**What is asked:**
Every line below is to be quoted exactly, with nothing added or dropped.

**Dataset extract:**
* * * * * * * * *

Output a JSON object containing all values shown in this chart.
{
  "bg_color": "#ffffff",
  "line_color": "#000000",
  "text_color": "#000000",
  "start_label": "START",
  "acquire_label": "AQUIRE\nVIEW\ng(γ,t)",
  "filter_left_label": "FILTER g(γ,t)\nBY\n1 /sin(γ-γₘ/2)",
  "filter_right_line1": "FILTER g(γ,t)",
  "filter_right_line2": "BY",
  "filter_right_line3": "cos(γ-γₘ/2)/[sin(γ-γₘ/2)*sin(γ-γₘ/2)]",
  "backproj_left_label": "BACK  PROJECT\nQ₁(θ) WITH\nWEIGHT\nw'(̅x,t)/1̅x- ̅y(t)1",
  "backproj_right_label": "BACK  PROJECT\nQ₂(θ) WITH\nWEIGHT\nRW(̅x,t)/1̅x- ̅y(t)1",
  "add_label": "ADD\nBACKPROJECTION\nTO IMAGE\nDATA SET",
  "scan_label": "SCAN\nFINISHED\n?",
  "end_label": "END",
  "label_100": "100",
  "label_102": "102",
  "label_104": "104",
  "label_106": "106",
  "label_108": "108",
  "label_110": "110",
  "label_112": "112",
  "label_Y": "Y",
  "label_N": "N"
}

* * * * * * * * *

**Final result:**
Output a JSON object containing all values shown in this chart.
{
  "bg_color": "#ffffff",
  "line_color": "#000000",
  "text_color": "#000000",
  "start_label": "START",
  "acquire_label": "AQUIRE\nVIEW\ng(γ,t)",
  "filter_left_label": "FILTER g(γ,t)\nBY\n1 /sin(γ-γₘ/2)",
  "filter_right_line1": "FILTER g(γ,t)",
  "filter_right_line2": "BY",
  "filter_right_line3": "cos(γ-γₘ/2)/[sin(γ-γₘ/2)*sin(γ-γₘ/2)]",
  "backproj_left_label": "BACK  PROJECT\nQ₁(θ) WITH\nWEIGHT\nw'(̅x,t)/1̅x- ̅y(t)1",
  "backproj_right_label": "BACK  PROJECT\nQ₂(θ) WITH\nWEIGHT\nRW(̅x,t)/1̅x- ̅y(t)1",
  "add_label": "ADD\nBACKPROJECTION\nTO IMAGE\nDATA SET",
  "scan_label": "SCAN\nFINISHED\n?",
  "end_label": "END",
  "label_100": "100",
  "label_102": "102",
  "label_104": "104",
  "label_106": "106",
  "label_108": "108",
  "label_110": "110",
  "label_112": "112",
  "label_Y": "Y",
  "label_N": "N"
}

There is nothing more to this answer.